Using the article on twinning Highway 104, explain in one to three sentences why Dexter Nova Alliance received the contract.

→ SELECTED TEXT:
-----
A contract been awarded for the twinning of a notorious stretch of the Trans-Canada Highway in northeastern Nova Scotia.

The province says Dexter Nova Alliance outbid two other companies shortlisted for the $717.9-million project.

The consortium is to design, build, finance, operate and maintain the new twinned section of Highway 104 over a 20-year public-private partnership.

Ottawa is contributing $90-million to the project under the National Trade Corridors Fund.

Construction is to start in June and be completed no later than the end of 2023 on the 38-kilometre section of Highway 104 between Sutherland’s River and Antigonish.

The project includes 28 kilometres of new two-lane twinned highway and 10 kilometres of new four-lane twinned highway.

It will also include two new interchanges and about 24 new bridges.

Dexter Nova Alliance, led by local contractors Dexter Construction and Nova Construction with BBGI as an equity partner, will also upgrade the existing section of highway. That will include repaving the entire section of the old road and replacing seven existing bridges.

“This project will save lives,” Transportation Minister Lloyd Hines said in a news release issued Thursday.

“This will mean a safer, affordable and more efficient highway being opened years earlier than a conventional highway project.”

Prime Minister Justin Trudeau was on hand for the announcement of the federal funding in July, 2018.

Between 2009 and 2018 there had been more than 400 accidents and 16 deaths along that stretch of road.

Joe MacDonald, the fire chief in Barney’s River, N.S., has long campaigned for the highway to be twinned.

“It is a dream come true to see this project now becoming a reality,” MacDonald said Thursday. “This will mean a lot to have a safer road from Sutherland’s River to Antigonish. I believe many lives will be saved.”
-----
→ EXTRACTED MATERIAL:
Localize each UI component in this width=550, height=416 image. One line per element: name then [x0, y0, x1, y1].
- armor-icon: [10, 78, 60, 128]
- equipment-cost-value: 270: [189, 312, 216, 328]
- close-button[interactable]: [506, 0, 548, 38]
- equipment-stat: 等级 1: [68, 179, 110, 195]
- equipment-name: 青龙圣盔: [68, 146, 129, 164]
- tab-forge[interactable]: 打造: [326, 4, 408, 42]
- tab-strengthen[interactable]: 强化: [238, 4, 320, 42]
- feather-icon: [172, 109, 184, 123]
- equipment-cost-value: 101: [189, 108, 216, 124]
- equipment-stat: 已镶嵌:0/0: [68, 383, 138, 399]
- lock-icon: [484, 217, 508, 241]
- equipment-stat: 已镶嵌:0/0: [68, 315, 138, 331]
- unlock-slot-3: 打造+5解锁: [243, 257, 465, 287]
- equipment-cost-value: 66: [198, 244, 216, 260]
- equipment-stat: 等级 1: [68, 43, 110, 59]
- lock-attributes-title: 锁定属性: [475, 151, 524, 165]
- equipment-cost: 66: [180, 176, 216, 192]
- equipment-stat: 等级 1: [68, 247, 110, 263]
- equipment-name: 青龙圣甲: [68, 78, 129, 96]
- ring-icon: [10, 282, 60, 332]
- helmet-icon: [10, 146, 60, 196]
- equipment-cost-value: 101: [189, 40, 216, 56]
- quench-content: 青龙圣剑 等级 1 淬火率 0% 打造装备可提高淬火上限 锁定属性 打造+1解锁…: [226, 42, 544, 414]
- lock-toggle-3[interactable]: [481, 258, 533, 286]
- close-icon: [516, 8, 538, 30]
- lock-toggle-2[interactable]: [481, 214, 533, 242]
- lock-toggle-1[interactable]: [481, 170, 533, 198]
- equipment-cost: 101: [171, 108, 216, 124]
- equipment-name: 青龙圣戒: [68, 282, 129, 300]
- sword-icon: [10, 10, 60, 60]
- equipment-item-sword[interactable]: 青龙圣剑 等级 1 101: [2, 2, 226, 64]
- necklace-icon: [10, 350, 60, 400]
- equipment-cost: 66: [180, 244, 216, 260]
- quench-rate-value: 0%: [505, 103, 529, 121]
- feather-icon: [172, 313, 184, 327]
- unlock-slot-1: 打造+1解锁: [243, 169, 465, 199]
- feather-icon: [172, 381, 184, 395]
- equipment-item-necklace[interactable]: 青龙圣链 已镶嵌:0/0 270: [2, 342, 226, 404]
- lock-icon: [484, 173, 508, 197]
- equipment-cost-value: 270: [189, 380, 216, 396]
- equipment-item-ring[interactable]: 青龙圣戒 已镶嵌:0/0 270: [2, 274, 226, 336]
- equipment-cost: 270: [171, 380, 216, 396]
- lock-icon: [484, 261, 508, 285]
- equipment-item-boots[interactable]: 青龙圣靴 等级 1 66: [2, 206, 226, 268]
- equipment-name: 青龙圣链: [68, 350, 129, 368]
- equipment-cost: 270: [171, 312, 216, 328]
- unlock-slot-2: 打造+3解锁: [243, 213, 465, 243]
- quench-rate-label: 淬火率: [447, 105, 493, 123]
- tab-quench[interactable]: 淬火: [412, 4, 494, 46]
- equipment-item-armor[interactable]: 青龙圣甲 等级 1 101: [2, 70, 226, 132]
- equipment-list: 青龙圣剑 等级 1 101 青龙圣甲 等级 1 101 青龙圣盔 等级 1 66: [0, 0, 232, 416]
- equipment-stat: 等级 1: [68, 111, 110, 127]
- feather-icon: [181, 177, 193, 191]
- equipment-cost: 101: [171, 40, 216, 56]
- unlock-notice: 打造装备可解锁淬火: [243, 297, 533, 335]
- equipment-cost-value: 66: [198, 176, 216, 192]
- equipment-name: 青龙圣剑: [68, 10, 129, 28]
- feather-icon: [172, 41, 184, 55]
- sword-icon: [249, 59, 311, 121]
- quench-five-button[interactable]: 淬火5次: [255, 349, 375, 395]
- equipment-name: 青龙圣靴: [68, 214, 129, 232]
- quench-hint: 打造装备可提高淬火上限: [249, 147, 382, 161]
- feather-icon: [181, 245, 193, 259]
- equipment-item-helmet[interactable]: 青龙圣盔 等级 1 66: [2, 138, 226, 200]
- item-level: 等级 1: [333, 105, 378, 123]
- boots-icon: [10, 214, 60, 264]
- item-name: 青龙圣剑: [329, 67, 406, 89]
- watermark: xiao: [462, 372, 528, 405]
-----
→ FINISHED EXERCISE:
Dexter Nova Alliance received the contract because, according to the province, it outbid the two other companies shortlisted for the $717.9-million project.